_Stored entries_

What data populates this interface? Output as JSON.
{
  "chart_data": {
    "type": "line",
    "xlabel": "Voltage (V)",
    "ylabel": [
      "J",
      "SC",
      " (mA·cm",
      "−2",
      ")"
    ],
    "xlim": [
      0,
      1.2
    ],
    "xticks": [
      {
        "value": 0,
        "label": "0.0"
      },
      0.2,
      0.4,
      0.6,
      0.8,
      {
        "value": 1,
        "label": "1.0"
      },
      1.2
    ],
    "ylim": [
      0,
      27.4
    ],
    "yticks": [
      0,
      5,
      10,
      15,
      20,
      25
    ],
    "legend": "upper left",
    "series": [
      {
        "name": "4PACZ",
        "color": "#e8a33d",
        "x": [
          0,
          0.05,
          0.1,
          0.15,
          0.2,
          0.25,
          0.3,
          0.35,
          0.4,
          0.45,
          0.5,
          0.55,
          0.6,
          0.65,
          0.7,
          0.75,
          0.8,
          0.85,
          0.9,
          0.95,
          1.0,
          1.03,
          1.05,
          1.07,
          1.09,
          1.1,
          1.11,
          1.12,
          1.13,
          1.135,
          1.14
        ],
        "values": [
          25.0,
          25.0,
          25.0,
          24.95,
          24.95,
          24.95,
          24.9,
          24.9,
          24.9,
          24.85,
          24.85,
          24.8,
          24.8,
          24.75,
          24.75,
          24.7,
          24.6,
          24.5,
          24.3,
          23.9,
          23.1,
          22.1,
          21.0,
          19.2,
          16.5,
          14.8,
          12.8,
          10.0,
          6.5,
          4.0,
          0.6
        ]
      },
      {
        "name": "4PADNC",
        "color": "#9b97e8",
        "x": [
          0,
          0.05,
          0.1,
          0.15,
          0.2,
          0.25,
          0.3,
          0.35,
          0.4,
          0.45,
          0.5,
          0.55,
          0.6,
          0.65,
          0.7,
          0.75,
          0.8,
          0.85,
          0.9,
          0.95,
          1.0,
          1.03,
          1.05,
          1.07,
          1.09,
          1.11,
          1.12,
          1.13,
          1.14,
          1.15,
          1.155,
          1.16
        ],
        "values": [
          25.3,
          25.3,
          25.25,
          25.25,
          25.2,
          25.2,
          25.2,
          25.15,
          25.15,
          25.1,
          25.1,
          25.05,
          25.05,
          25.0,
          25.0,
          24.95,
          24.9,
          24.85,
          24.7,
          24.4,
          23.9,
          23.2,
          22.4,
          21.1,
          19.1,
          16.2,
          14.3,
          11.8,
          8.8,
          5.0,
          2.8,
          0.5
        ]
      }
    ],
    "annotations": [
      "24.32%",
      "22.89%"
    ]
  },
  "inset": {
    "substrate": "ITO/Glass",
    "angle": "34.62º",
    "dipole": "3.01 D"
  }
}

_DO THIS_
Take the entries above and transcribe them in full.

_CORRECT OUTPUT_
What data populates this interface? Output as JSON.
{
  "chart_data": {
    "type": "line",
    "xlabel": "Voltage (V)",
    "ylabel": [
      "J",
      "SC",
      " (mA·cm",
      "−2",
      ")"
    ],
    "xlim": [
      0,
      1.2
    ],
    "xticks": [
      {
        "value": 0,
        "label": "0.0"
      },
      0.2,
      0.4,
      0.6,
      0.8,
      {
        "value": 1,
        "label": "1.0"
      },
      1.2
    ],
    "ylim": [
      0,
      27.4
    ],
    "yticks": [
      0,
      5,
      10,
      15,
      20,
      25
    ],
    "legend": "upper left",
    "series": [
      {
        "name": "4PACZ",
        "color": "#e8a33d",
        "x": [
          0,
          0.05,
          0.1,
          0.15,
          0.2,
          0.25,
          0.3,
          0.35,
          0.4,
          0.45,
          0.5,
          0.55,
          0.6,
          0.65,
          0.7,
          0.75,
          0.8,
          0.85,
          0.9,
          0.95,
          1.0,
          1.03,
          1.05,
          1.07,
          1.09,
          1.1,
          1.11,
          1.12,
          1.13,
          1.135,
          1.14
        ],
        "values": [
          25.0,
          25.0,
          25.0,
          24.95,
          24.95,
          24.95,
          24.9,
          24.9,
          24.9,
          24.85,
          24.85,
          24.8,
          24.8,
          24.75,
          24.75,
          24.7,
          24.6,
          24.5,
          24.3,
          23.9,
          23.1,
          22.1,
          21.0,
          19.2,
          16.5,
          14.8,
          12.8,
          10.0,
          6.5,
          4.0,
          0.6
        ]
      },
      {
        "name": "4PADNC",
        "color": "#9b97e8",
        "x": [
          0,
          0.05,
          0.1,
          0.15,
          0.2,
          0.25,
          0.3,
          0.35,
          0.4,
          0.45,
          0.5,
          0.55,
          0.6,
          0.65,
          0.7,
          0.75,
          0.8,
          0.85,
          0.9,
          0.95,
          1.0,
          1.03,
          1.05,
          1.07,
          1.09,
          1.11,
          1.12,
          1.13,
          1.14,
          1.15,
          1.155,
          1.16
        ],
        "values": [
          25.3,
          25.3,
          25.25,
          25.25,
          25.2,
          25.2,
          25.2,
          25.15,
          25.15,
          25.1,
          25.1,
          25.05,
          25.05,
          25.0,
          25.0,
          24.95,
          24.9,
          24.85,
          24.7,
          24.4,
          23.9,
          23.2,
          22.4,
          21.1,
          19.1,
          16.2,
          14.3,
          11.8,
          8.8,
          5.0,
          2.8,
          0.5
        ]
      }
    ],
    "annotations": [
      "24.32%",
      "22.89%"
    ]
  },
  "inset": {
    "substrate": "ITO/Glass",
    "angle": "34.62º",
    "dipole": "3.01 D"
  }
}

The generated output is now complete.